=== WHAT THE TASK ASKS ===
All of the lines below should be output exactly as shown.

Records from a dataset
* * * * * * *
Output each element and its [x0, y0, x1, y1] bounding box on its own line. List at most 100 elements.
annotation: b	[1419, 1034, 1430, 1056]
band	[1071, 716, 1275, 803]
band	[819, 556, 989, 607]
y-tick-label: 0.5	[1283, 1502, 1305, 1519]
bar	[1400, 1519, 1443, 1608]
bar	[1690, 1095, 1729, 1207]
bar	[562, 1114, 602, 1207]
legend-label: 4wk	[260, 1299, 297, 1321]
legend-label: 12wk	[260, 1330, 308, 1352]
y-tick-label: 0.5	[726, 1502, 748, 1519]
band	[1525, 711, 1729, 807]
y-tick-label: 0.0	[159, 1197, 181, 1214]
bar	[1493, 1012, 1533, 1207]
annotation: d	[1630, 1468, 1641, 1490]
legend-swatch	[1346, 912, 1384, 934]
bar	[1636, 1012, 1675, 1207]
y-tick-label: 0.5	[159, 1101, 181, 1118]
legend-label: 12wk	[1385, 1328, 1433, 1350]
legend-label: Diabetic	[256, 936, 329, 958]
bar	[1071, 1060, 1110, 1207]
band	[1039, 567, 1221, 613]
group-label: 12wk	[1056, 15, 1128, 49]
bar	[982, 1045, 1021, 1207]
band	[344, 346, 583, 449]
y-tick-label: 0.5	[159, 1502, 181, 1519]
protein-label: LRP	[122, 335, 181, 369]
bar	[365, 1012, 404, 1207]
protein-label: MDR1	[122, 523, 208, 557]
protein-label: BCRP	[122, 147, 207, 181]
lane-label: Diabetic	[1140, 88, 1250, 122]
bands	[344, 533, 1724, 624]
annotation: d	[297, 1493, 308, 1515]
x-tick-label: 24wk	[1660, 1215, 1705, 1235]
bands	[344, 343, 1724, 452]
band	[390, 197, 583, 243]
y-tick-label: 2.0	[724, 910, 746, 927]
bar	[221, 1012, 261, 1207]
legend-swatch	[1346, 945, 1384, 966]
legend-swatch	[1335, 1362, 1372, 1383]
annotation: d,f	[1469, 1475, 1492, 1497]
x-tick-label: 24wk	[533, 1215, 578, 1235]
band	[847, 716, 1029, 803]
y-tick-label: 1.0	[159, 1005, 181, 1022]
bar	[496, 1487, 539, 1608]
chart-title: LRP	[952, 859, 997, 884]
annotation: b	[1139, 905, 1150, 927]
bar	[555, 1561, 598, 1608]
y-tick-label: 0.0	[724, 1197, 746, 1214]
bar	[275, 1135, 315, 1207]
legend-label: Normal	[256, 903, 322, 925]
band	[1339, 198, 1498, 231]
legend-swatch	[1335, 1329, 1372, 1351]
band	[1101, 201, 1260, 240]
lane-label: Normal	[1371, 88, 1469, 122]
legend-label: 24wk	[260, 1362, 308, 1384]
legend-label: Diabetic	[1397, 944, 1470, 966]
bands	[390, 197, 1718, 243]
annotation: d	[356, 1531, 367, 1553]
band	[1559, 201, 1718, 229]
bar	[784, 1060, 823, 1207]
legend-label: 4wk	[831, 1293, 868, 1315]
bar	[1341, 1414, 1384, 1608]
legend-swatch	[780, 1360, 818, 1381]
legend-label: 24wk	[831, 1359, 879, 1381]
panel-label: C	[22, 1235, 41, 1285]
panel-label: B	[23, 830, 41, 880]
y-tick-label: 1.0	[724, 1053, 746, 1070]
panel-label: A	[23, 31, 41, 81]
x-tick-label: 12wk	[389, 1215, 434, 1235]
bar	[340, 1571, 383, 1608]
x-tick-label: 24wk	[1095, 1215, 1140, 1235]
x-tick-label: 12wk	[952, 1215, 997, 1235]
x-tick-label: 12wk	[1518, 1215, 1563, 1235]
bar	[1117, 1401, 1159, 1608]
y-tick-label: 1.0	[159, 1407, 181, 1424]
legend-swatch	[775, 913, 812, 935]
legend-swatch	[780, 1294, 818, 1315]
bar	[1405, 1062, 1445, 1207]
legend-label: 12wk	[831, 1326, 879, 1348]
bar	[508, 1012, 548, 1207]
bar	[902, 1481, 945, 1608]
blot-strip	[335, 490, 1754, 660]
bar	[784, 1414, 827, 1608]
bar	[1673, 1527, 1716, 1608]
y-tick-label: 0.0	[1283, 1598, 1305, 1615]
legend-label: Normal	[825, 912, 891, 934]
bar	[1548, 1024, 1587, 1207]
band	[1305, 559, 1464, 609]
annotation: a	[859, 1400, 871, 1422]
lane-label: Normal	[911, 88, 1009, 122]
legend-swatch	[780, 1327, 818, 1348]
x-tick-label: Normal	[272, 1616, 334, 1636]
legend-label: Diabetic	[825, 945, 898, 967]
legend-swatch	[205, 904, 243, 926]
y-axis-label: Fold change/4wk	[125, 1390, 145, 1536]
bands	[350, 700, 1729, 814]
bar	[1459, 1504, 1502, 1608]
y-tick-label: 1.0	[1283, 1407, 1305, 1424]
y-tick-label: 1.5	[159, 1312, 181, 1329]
* * * * * * *
=== RESPONSE TO THIS TASK ===
Output each element and its [x0, y0, x1, y1] bounding box on its own line. List at most 100 elements.
annotation: b	[1419, 1034, 1430, 1056]
band	[1071, 716, 1275, 803]
band	[819, 556, 989, 607]
y-tick-label: 0.5	[1283, 1502, 1305, 1519]
bar	[1400, 1519, 1443, 1608]
bar	[1690, 1095, 1729, 1207]
bar	[562, 1114, 602, 1207]
legend-label: 4wk	[260, 1299, 297, 1321]
legend-label: 12wk	[260, 1330, 308, 1352]
y-tick-label: 0.5	[726, 1502, 748, 1519]
band	[1525, 711, 1729, 807]
y-tick-label: 0.0	[159, 1197, 181, 1214]
bar	[1493, 1012, 1533, 1207]
annotation: d	[1630, 1468, 1641, 1490]
legend-swatch	[1346, 912, 1384, 934]
bar	[1636, 1012, 1675, 1207]
y-tick-label: 0.5	[159, 1101, 181, 1118]
legend-label: 12wk	[1385, 1328, 1433, 1350]
legend-label: Diabetic	[256, 936, 329, 958]
bar	[1071, 1060, 1110, 1207]
band	[1039, 567, 1221, 613]
group-label: 12wk	[1056, 15, 1128, 49]
bar	[982, 1045, 1021, 1207]
band	[344, 346, 583, 449]
y-tick-label: 0.5	[159, 1502, 181, 1519]
protein-label: LRP	[122, 335, 181, 369]
bar	[365, 1012, 404, 1207]
protein-label: MDR1	[122, 523, 208, 557]
protein-label: BCRP	[122, 147, 207, 181]
lane-label: Diabetic	[1140, 88, 1250, 122]
bands	[344, 533, 1724, 624]
annotation: d	[297, 1493, 308, 1515]
x-tick-label: 24wk	[1660, 1215, 1705, 1235]
bands	[344, 343, 1724, 452]
band	[390, 197, 583, 243]
y-tick-label: 2.0	[724, 910, 746, 927]
bar	[221, 1012, 261, 1207]
legend-swatch	[1346, 945, 1384, 966]
legend-swatch	[1335, 1362, 1372, 1383]
annotation: d,f	[1469, 1475, 1492, 1497]
x-tick-label: 24wk	[533, 1215, 578, 1235]
band	[847, 716, 1029, 803]
y-tick-label: 1.0	[159, 1005, 181, 1022]
bar	[496, 1487, 539, 1608]
chart-title: LRP	[952, 859, 997, 884]
annotation: b	[1139, 905, 1150, 927]
bar	[555, 1561, 598, 1608]
y-tick-label: 0.0	[724, 1197, 746, 1214]
bar	[275, 1135, 315, 1207]
legend-label: Normal	[256, 903, 322, 925]
band	[1339, 198, 1498, 231]
legend-swatch	[1335, 1329, 1372, 1351]
band	[1101, 201, 1260, 240]
lane-label: Normal	[1371, 88, 1469, 122]
legend-label: 24wk	[260, 1362, 308, 1384]
legend-label: Diabetic	[1397, 944, 1470, 966]
bands	[390, 197, 1718, 243]
annotation: d	[356, 1531, 367, 1553]
band	[1559, 201, 1718, 229]
bar	[784, 1060, 823, 1207]
legend-label: 4wk	[831, 1293, 868, 1315]
bar	[1341, 1414, 1384, 1608]
legend-swatch	[780, 1360, 818, 1381]
legend-label: 24wk	[831, 1359, 879, 1381]
panel-label: C	[22, 1235, 41, 1285]
panel-label: B	[23, 830, 41, 880]
y-tick-label: 1.0	[724, 1053, 746, 1070]
panel-label: A	[23, 31, 41, 81]
x-tick-label: 12wk	[389, 1215, 434, 1235]
bar	[340, 1571, 383, 1608]
x-tick-label: 24wk	[1095, 1215, 1140, 1235]
x-tick-label: 12wk	[952, 1215, 997, 1235]
x-tick-label: 12wk	[1518, 1215, 1563, 1235]
bar	[1117, 1401, 1159, 1608]
y-tick-label: 1.0	[159, 1407, 181, 1424]
legend-swatch	[775, 913, 812, 935]
legend-swatch	[780, 1294, 818, 1315]
bar	[1405, 1062, 1445, 1207]
legend-label: 12wk	[831, 1326, 879, 1348]
bar	[508, 1012, 548, 1207]
bar	[902, 1481, 945, 1608]
blot-strip	[335, 490, 1754, 660]
bar	[784, 1414, 827, 1608]
bar	[1673, 1527, 1716, 1608]
y-tick-label: 0.0	[1283, 1598, 1305, 1615]
legend-label: Normal	[825, 912, 891, 934]
bar	[1548, 1024, 1587, 1207]
band	[1305, 559, 1464, 609]
annotation: a	[859, 1400, 871, 1422]
lane-label: Normal	[911, 88, 1009, 122]
legend-swatch	[780, 1327, 818, 1348]
x-tick-label: Normal	[272, 1616, 334, 1636]
legend-label: Diabetic	[825, 945, 898, 967]
legend-swatch	[205, 904, 243, 926]
y-axis-label: Fold change/4wk	[125, 1390, 145, 1536]
bands	[350, 700, 1729, 814]
bar	[1459, 1504, 1502, 1608]
y-tick-label: 1.0	[1283, 1407, 1305, 1424]
y-tick-label: 1.5	[159, 1312, 181, 1329]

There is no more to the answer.